Input for this task>
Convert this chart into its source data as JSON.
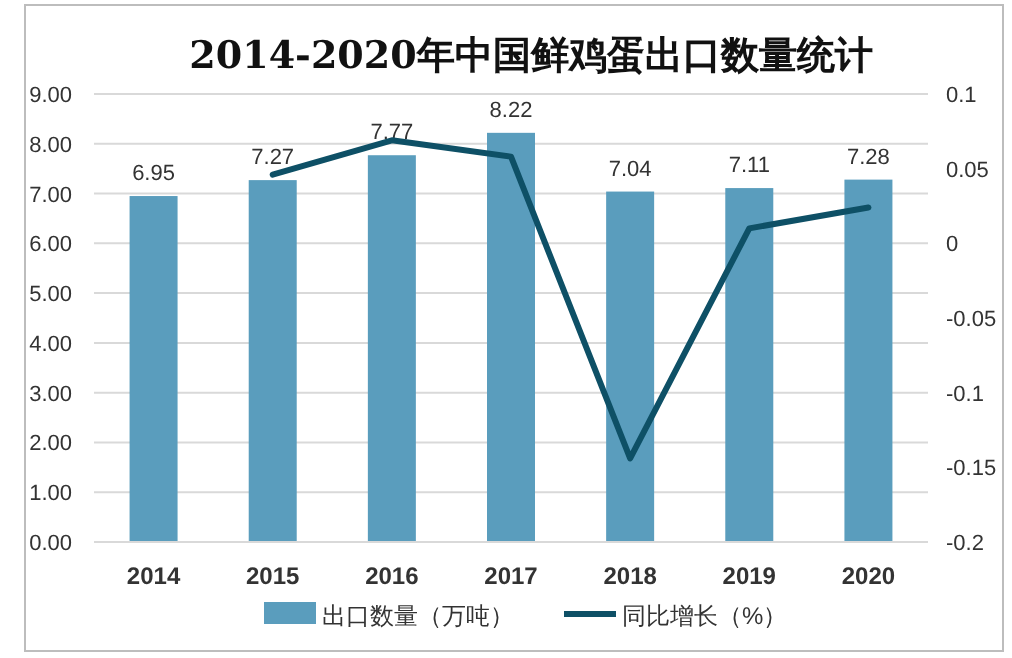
{
  "chart_data": {
    "type": "bar",
    "title": "2014-2020年中国鲜鸡蛋出口数量统计",
    "categories": [
      "2014",
      "2015",
      "2016",
      "2017",
      "2018",
      "2019",
      "2020"
    ],
    "series": [
      {
        "name": "出口数量（万吨）",
        "color": "#5a9dbd",
        "values": [
          6.95,
          7.27,
          7.77,
          8.22,
          7.04,
          7.11,
          7.28
        ],
        "value_labels": [
          "6.95",
          "7.27",
          "7.77",
          "8.22",
          "7.04",
          "7.11",
          "7.28"
        ]
      },
      {
        "name": "同比增长（%）",
        "type": "line",
        "axis": "y2",
        "color": "#0e5066",
        "values": [
          null,
          0.046,
          0.069,
          0.058,
          -0.144,
          0.01,
          0.024
        ]
      }
    ],
    "ylim": [
      0,
      9
    ],
    "yticks": [
      {
        "value": 0,
        "label": "0.00"
      },
      {
        "value": 1,
        "label": "1.00"
      },
      {
        "value": 2,
        "label": "2.00"
      },
      {
        "value": 3,
        "label": "3.00"
      },
      {
        "value": 4,
        "label": "4.00"
      },
      {
        "value": 5,
        "label": "5.00"
      },
      {
        "value": 6,
        "label": "6.00"
      },
      {
        "value": 7,
        "label": "7.00"
      },
      {
        "value": 8,
        "label": "8.00"
      },
      {
        "value": 9,
        "label": "9.00"
      }
    ],
    "y2lim": [
      -0.2,
      0.1
    ],
    "y2ticks": [
      -0.2,
      -0.15,
      -0.1,
      -0.05,
      0,
      0.05,
      0.1
    ],
    "grid": "y",
    "legend": "bottom"
  }
}
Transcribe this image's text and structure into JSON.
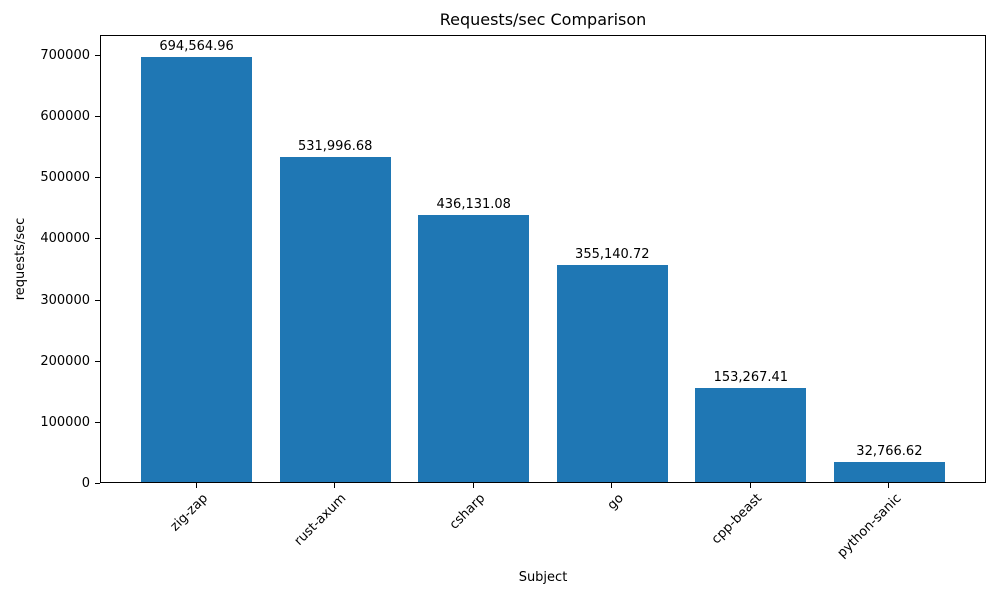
{
  "chart_data": {
    "type": "bar",
    "title": "Requests/sec Comparison",
    "xlabel": "Subject",
    "ylabel": "requests/sec",
    "categories": [
      "zig-zap",
      "rust-axum",
      "csharp",
      "go",
      "cpp-beast",
      "python-sanic"
    ],
    "values": [
      694564.96,
      531996.68,
      436131.08,
      355140.72,
      153267.41,
      32766.62
    ],
    "value_labels": [
      "694,564.96",
      "531,996.68",
      "436,131.08",
      "355,140.72",
      "153,267.41",
      "32,766.62"
    ],
    "yticks": [
      0,
      100000,
      200000,
      300000,
      400000,
      500000,
      600000,
      700000
    ],
    "ytick_labels": [
      "0",
      "100000",
      "200000",
      "300000",
      "400000",
      "500000",
      "600000",
      "700000"
    ],
    "ylim": [
      0,
      729293
    ],
    "bar_color": "#1f77b4",
    "bar_width_fraction": 0.8,
    "grid": false,
    "legend": "none"
  }
}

Aim of the exercise>
Images should not appear in the copy; retype the listing above exactly.

Full output>
Convert this chart into its source data as JSON.
{
  "chart_data": {
    "type": "bar",
    "title": "2014-2020年中国鲜鸡蛋出口数量统计",
    "categories": [
      "2014",
      "2015",
      "2016",
      "2017",
      "2018",
      "2019",
      "2020"
    ],
    "series": [
      {
        "name": "出口数量（万吨）",
        "color": "#5a9dbd",
        "values": [
          6.95,
          7.27,
          7.77,
          8.22,
          7.04,
          7.11,
          7.28
        ],
        "value_labels": [
          "6.95",
          "7.27",
          "7.77",
          "8.22",
          "7.04",
          "7.11",
          "7.28"
        ]
      },
      {
        "name": "同比增长（%）",
        "type": "line",
        "axis": "y2",
        "color": "#0e5066",
        "values": [
          null,
          0.046,
          0.069,
          0.058,
          -0.144,
          0.01,
          0.024
        ]
      }
    ],
    "ylim": [
      0,
      9
    ],
    "yticks": [
      {
        "value": 0,
        "label": "0.00"
      },
      {
        "value": 1,
        "label": "1.00"
      },
      {
        "value": 2,
        "label": "2.00"
      },
      {
        "value": 3,
        "label": "3.00"
      },
      {
        "value": 4,
        "label": "4.00"
      },
      {
        "value": 5,
        "label": "5.00"
      },
      {
        "value": 6,
        "label": "6.00"
      },
      {
        "value": 7,
        "label": "7.00"
      },
      {
        "value": 8,
        "label": "8.00"
      },
      {
        "value": 9,
        "label": "9.00"
      }
    ],
    "y2lim": [
      -0.2,
      0.1
    ],
    "y2ticks": [
      -0.2,
      -0.15,
      -0.1,
      -0.05,
      0,
      0.05,
      0.1
    ],
    "grid": "y",
    "legend": "bottom"
  }
}
Transcribe this image's text and structure into JSON.
{
  "chart_data": {
    "type": "bar",
    "title": "Requests/sec Comparison",
    "xlabel": "Subject",
    "ylabel": "requests/sec",
    "categories": [
      "zig-zap",
      "rust-axum",
      "csharp",
      "go",
      "cpp-beast",
      "python-sanic"
    ],
    "values": [
      694564.96,
      531996.68,
      436131.08,
      355140.72,
      153267.41,
      32766.62
    ],
    "value_labels": [
      "694,564.96",
      "531,996.68",
      "436,131.08",
      "355,140.72",
      "153,267.41",
      "32,766.62"
    ],
    "yticks": [
      0,
      100000,
      200000,
      300000,
      400000,
      500000,
      600000,
      700000
    ],
    "ytick_labels": [
      "0",
      "100000",
      "200000",
      "300000",
      "400000",
      "500000",
      "600000",
      "700000"
    ],
    "ylim": [
      0,
      729293
    ],
    "bar_color": "#1f77b4",
    "bar_width_fraction": 0.8,
    "grid": false,
    "legend": "none"
  }
}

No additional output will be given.